##### SOURCE PASSAGE
On 2025-05-16, the Neon Control Plane’s periodic job responsible for terminating idle Computes started failing, eventually resulting in our VPC subnets running out of IP addresses in two of three availability zones. Configuration changes to AWS CNI to free up IP addresses, while beneficial in the immediate term, later prevented returning to a healthy state. A post-incident follow-up to revert this temporary state on 2025-05-19, resulted in similar issues.
During this investigation, we have learned a lot about the behaviour of the AWS CNI plugin, how it interacts with our highly-dynamic environment, and have filed an improvement PR.
This article covers how the incident happened and details about what we learned about AWS CNI through our post-mortem and root-cause investigation.
Glossary of terms
- AWS CNI: refers to the AWS VPC CNI plugin. A more in-depth description of AWS CNI is provided below.
- ipamd: part of AWS CNI, refers to the L-IPAM daemon
- AWS ENI: AWS Elastic Network Interface; ENIs are allocated to EC2 instances and are associated with a subnet
- AWS VPC: logically isolated virtual network provided by AWS
- AWS VPC subnet (or subnet): represents a range of IP addresses in a VPC
- Allocated IPs: AWS subnet IPs allocated to ENIs
- Assigned IPs: IP addresses assigned to Kubernetes Pods (most Pods in our clusters are Neon Computes)
- Total IPs: total IP addresses available for allocation in a subnet (or subnets)
2025-05-16: Running out of IP addresses
Neon operates Kubernetes clusters in 11 cloud regions. Our us-east-1 cluster in AWS typically operates a daily peak of 6,000 running databases (which we call Computes), with an incoming rate of 500 new Pods started every minute and a similar rate of terminating idle databases.
##########
##### RECORDS
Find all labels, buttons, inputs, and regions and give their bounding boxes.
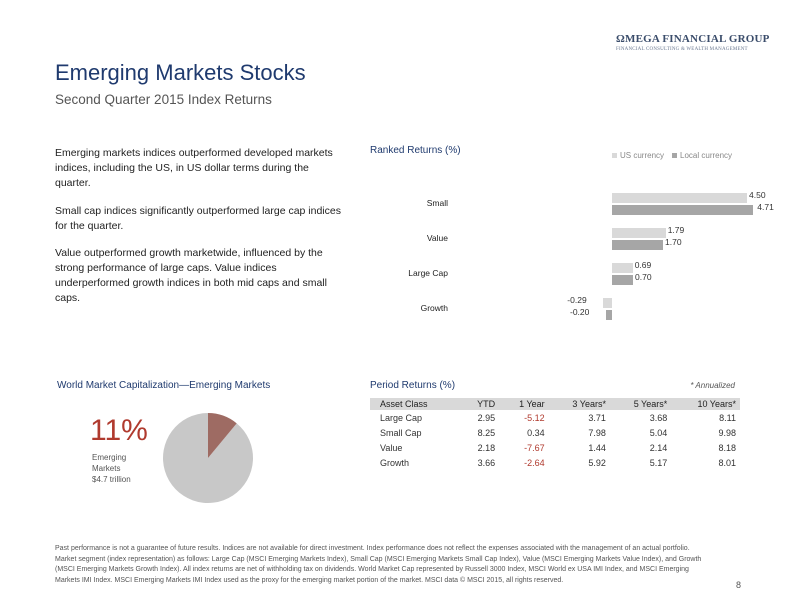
##########
##### RECORDS
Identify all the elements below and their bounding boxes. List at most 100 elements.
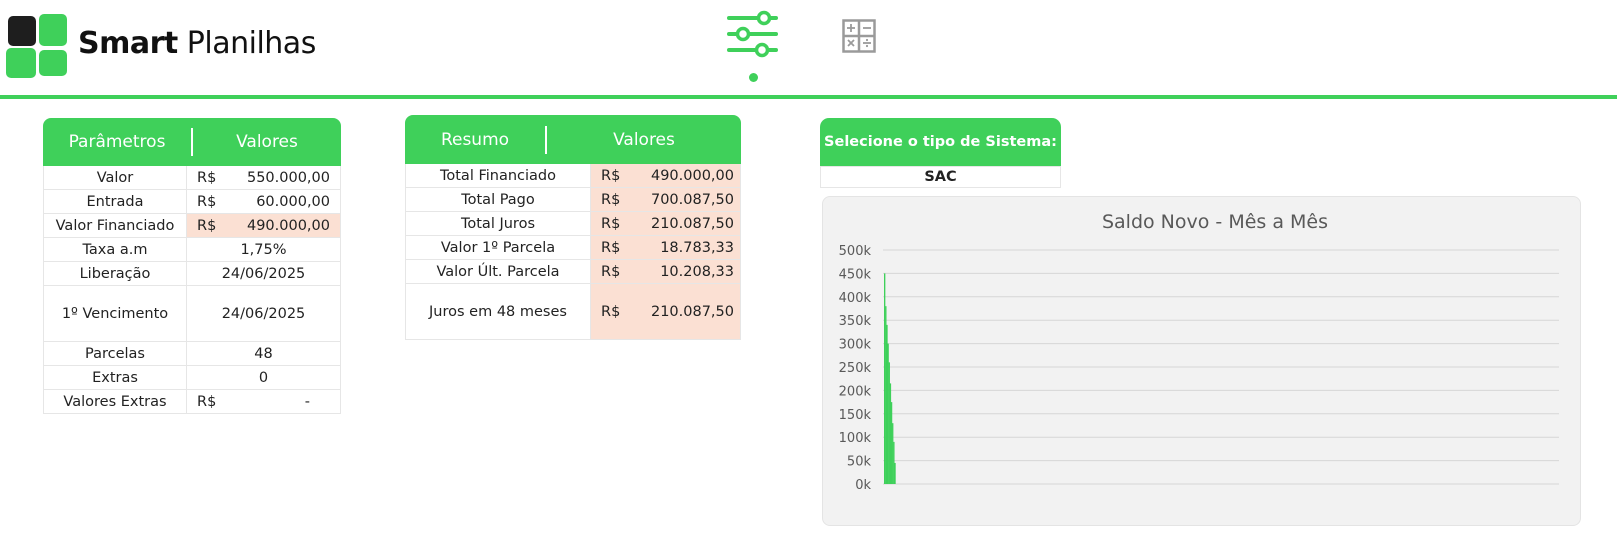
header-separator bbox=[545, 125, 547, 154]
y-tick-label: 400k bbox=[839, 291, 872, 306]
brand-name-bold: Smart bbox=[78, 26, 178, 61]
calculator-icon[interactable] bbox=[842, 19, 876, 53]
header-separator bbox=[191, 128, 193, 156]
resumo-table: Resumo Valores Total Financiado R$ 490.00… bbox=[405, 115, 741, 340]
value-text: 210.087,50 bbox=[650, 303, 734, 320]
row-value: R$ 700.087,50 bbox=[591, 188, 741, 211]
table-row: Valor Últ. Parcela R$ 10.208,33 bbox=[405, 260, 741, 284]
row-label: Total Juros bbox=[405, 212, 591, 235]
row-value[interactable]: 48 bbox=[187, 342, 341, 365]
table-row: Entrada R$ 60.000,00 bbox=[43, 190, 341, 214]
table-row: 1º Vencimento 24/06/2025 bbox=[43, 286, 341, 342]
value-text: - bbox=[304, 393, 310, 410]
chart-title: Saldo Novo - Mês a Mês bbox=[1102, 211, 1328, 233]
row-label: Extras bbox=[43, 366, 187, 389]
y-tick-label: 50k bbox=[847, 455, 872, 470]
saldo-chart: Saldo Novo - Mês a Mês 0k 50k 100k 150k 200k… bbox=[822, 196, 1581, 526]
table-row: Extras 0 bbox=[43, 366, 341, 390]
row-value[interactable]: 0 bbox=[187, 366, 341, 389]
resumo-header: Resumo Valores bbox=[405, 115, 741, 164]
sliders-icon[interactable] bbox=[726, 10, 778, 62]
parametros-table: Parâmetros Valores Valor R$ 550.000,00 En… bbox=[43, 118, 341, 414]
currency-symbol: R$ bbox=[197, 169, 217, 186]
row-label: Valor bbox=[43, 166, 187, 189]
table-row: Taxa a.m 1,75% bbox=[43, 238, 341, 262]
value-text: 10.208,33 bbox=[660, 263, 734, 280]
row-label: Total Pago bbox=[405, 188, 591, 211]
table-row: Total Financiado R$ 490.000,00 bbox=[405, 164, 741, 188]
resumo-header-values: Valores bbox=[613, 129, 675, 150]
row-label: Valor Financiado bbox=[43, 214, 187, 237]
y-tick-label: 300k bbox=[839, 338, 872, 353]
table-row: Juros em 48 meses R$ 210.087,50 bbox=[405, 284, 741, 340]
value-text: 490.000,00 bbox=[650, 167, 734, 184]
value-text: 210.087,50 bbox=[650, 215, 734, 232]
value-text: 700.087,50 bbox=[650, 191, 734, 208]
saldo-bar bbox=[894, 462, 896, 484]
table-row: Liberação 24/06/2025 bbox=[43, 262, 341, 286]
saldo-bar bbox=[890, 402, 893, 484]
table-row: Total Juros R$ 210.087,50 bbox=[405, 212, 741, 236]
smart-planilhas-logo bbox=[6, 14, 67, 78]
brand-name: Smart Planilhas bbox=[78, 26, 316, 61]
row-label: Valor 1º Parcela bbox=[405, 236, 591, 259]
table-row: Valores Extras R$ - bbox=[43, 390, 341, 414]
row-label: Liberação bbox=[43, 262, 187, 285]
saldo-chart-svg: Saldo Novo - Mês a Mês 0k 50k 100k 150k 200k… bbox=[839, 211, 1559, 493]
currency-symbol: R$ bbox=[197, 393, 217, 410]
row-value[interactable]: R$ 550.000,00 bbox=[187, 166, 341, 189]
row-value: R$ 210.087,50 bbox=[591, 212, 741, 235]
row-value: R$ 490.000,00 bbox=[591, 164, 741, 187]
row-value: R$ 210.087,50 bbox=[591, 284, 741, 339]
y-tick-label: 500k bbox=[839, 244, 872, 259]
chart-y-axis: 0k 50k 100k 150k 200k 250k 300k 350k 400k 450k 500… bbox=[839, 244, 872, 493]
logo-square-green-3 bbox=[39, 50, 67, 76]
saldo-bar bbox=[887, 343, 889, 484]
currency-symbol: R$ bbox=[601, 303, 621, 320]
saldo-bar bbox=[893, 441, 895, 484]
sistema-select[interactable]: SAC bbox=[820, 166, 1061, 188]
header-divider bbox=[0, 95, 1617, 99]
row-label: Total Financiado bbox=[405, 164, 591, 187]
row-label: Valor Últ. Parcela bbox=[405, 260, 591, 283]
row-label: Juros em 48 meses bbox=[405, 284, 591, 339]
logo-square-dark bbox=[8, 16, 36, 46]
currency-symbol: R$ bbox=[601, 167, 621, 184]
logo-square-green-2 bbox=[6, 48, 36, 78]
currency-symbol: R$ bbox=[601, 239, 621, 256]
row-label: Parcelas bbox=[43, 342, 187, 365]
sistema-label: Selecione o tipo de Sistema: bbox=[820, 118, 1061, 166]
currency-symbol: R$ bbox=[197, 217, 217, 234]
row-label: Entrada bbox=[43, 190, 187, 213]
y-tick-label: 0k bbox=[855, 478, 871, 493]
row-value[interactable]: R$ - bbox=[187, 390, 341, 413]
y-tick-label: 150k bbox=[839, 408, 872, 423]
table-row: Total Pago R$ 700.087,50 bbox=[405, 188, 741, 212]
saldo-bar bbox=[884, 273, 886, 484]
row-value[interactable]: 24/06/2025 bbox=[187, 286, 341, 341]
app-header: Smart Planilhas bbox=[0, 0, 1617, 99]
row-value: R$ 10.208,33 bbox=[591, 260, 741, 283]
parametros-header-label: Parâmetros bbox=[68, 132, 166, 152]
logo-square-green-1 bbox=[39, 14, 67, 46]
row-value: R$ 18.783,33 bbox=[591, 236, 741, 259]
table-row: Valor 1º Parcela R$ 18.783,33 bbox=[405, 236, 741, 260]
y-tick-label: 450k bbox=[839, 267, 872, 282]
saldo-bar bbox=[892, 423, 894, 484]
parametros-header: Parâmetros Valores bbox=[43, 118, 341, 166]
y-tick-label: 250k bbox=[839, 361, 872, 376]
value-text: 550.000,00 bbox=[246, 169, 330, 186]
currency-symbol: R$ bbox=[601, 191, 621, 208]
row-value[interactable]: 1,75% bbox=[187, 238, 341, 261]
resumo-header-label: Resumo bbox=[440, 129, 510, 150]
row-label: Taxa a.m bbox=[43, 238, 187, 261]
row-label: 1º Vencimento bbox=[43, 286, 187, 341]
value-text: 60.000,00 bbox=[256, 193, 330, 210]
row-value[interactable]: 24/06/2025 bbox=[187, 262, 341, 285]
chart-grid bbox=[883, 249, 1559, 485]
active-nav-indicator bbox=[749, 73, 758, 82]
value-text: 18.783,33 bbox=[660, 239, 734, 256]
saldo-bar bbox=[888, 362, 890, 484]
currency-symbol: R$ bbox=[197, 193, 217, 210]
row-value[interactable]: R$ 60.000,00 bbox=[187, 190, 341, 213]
##########
- [WRITTEN EXERCISE 1] List every term defined in the glossary of the Neon incident report.
- [WRITTEN EXERCISE 2] Extend the Neon incident report, picking up after its final sentence.
The items have no connection to the Neon incident report.

- [RIGHT ANSWER 1]
- AWS CNI
- ipamd
- AWS ENI
- AWS VPC
- AWS VPC subnet (or subnet)
- Allocated IPs
- Assigned IPs
- Total IPs

- [RIGHT ANSWER 2]
When the incident started, the job responsible for shutting down idle databases failed (we have described this in more detail in a separate post). As terminations were not processed, but creations continued, the number of running Computes quickly rose past our cluster’s typical operating conditions, reaching ~8k active Computes in the space of a few minutes.
At ~8k active computes, our AWS VPC subnets ran out of IPv4 addresses. This was unexpected, as we test our clusters for up to 10k Computes, and our subnets were sized to a total of 12k IP addresses!
A summary of the conditions that led to IP allocation unavailability
- With its default settings, AWS CNI reserves at least 1-2 extra ENIs worth of IP addresses on each node
- Our nodes can utilize up to 49 IPv4 addresses per ENI
- Our AWS us-east-1 region only had 12k total IP addresses instead of the 24k we have in other regions.
- During the incident, we had ~4k extra IPs allocated on nodes that didn’t have enough CPU or memory available for new compute Pods to be scheduled.
- As a result, we became unable to start new computes while only 8k of 12k IPs were assigned to compute Pods — at the time, this was confusing and unexpected.
Aside: Why only 12k IP addresses?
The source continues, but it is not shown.